▶ **Given request**
Go through the records underneath and write each one out again exactly.

......

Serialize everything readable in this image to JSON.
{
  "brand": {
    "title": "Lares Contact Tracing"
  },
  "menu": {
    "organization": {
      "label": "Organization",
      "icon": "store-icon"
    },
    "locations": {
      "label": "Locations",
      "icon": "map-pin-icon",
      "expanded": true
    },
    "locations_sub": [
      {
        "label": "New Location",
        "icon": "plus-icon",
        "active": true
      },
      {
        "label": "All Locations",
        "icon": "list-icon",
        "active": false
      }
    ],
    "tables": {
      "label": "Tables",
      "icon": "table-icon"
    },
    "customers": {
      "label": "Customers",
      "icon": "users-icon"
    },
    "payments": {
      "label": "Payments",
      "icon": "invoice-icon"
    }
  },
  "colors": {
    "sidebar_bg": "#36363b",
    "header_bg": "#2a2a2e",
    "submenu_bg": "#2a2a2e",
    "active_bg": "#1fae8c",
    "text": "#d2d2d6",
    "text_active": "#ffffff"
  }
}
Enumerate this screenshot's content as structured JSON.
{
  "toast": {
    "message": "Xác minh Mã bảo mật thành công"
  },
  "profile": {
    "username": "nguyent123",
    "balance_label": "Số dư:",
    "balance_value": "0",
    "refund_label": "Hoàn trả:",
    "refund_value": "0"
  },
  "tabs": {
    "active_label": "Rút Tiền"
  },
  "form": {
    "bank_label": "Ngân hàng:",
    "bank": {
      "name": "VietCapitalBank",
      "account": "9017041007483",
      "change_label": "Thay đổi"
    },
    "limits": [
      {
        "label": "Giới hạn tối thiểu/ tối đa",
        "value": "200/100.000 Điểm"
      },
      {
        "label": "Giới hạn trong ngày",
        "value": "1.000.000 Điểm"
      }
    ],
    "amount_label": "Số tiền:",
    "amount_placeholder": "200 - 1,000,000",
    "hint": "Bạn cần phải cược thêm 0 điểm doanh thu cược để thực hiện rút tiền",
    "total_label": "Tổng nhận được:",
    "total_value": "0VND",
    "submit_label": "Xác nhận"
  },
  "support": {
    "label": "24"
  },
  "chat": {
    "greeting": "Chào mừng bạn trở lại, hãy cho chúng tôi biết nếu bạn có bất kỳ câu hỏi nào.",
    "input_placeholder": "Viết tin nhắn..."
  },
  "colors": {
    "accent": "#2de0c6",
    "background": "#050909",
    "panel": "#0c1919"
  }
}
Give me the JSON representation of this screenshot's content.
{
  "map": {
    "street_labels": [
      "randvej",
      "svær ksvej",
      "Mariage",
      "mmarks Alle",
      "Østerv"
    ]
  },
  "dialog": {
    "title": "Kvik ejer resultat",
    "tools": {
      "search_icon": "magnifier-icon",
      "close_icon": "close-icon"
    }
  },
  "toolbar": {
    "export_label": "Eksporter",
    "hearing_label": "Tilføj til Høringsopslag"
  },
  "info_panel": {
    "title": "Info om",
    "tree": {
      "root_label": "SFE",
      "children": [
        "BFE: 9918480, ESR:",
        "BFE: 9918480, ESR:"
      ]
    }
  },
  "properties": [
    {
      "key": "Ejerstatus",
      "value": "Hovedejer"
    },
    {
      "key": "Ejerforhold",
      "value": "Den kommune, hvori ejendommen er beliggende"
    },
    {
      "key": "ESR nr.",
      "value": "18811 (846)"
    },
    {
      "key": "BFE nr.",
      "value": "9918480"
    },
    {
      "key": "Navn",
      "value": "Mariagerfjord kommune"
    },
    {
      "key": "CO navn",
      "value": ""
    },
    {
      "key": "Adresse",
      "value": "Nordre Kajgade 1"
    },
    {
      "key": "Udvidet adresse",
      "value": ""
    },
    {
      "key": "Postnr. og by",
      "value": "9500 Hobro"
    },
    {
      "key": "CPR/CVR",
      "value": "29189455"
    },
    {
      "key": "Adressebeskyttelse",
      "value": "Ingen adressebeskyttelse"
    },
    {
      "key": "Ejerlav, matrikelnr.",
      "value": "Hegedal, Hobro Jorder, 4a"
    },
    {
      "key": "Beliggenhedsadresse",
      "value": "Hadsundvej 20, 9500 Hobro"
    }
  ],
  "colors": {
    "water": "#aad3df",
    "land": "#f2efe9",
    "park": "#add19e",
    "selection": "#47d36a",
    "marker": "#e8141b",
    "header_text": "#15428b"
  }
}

......

▶ **Task solution**
Serialize everything readable in this image to JSON.
{
  "brand": {
    "title": "Lares Contact Tracing"
  },
  "menu": {
    "organization": {
      "label": "Organization",
      "icon": "store-icon"
    },
    "locations": {
      "label": "Locations",
      "icon": "map-pin-icon",
      "expanded": true
    },
    "locations_sub": [
      {
        "label": "New Location",
        "icon": "plus-icon",
        "active": true
      },
      {
        "label": "All Locations",
        "icon": "list-icon",
        "active": false
      }
    ],
    "tables": {
      "label": "Tables",
      "icon": "table-icon"
    },
    "customers": {
      "label": "Customers",
      "icon": "users-icon"
    },
    "payments": {
      "label": "Payments",
      "icon": "invoice-icon"
    }
  },
  "colors": {
    "sidebar_bg": "#36363b",
    "header_bg": "#2a2a2e",
    "submenu_bg": "#2a2a2e",
    "active_bg": "#1fae8c",
    "text": "#d2d2d6",
    "text_active": "#ffffff"
  }
}
Enumerate this screenshot's content as structured JSON.
{
  "toast": {
    "message": "Xác minh Mã bảo mật thành công"
  },
  "profile": {
    "username": "nguyent123",
    "balance_label": "Số dư:",
    "balance_value": "0",
    "refund_label": "Hoàn trả:",
    "refund_value": "0"
  },
  "tabs": {
    "active_label": "Rút Tiền"
  },
  "form": {
    "bank_label": "Ngân hàng:",
    "bank": {
      "name": "VietCapitalBank",
      "account": "9017041007483",
      "change_label": "Thay đổi"
    },
    "limits": [
      {
        "label": "Giới hạn tối thiểu/ tối đa",
        "value": "200/100.000 Điểm"
      },
      {
        "label": "Giới hạn trong ngày",
        "value": "1.000.000 Điểm"
      }
    ],
    "amount_label": "Số tiền:",
    "amount_placeholder": "200 - 1,000,000",
    "hint": "Bạn cần phải cược thêm 0 điểm doanh thu cược để thực hiện rút tiền",
    "total_label": "Tổng nhận được:",
    "total_value": "0VND",
    "submit_label": "Xác nhận"
  },
  "support": {
    "label": "24"
  },
  "chat": {
    "greeting": "Chào mừng bạn trở lại, hãy cho chúng tôi biết nếu bạn có bất kỳ câu hỏi nào.",
    "input_placeholder": "Viết tin nhắn..."
  },
  "colors": {
    "accent": "#2de0c6",
    "background": "#050909",
    "panel": "#0c1919"
  }
}
Give me the JSON representation of this screenshot's content.
{
  "map": {
    "street_labels": [
      "randvej",
      "svær ksvej",
      "Mariage",
      "mmarks Alle",
      "Østerv"
    ]
  },
  "dialog": {
    "title": "Kvik ejer resultat",
    "tools": {
      "search_icon": "magnifier-icon",
      "close_icon": "close-icon"
    }
  },
  "toolbar": {
    "export_label": "Eksporter",
    "hearing_label": "Tilføj til Høringsopslag"
  },
  "info_panel": {
    "title": "Info om",
    "tree": {
      "root_label": "SFE",
      "children": [
        "BFE: 9918480, ESR:",
        "BFE: 9918480, ESR:"
      ]
    }
  },
  "properties": [
    {
      "key": "Ejerstatus",
      "value": "Hovedejer"
    },
    {
      "key": "Ejerforhold",
      "value": "Den kommune, hvori ejendommen er beliggende"
    },
    {
      "key": "ESR nr.",
      "value": "18811 (846)"
    },
    {
      "key": "BFE nr.",
      "value": "9918480"
    },
    {
      "key": "Navn",
      "value": "Mariagerfjord kommune"
    },
    {
      "key": "CO navn",
      "value": ""
    },
    {
      "key": "Adresse",
      "value": "Nordre Kajgade 1"
    },
    {
      "key": "Udvidet adresse",
      "value": ""
    },
    {
      "key": "Postnr. og by",
      "value": "9500 Hobro"
    },
    {
      "key": "CPR/CVR",
      "value": "29189455"
    },
    {
      "key": "Adressebeskyttelse",
      "value": "Ingen adressebeskyttelse"
    },
    {
      "key": "Ejerlav, matrikelnr.",
      "value": "Hegedal, Hobro Jorder, 4a"
    },
    {
      "key": "Beliggenhedsadresse",
      "value": "Hadsundvej 20, 9500 Hobro"
    }
  ],
  "colors": {
    "water": "#aad3df",
    "land": "#f2efe9",
    "park": "#add19e",
    "selection": "#47d36a",
    "marker": "#e8141b",
    "header_text": "#15428b"
  }
}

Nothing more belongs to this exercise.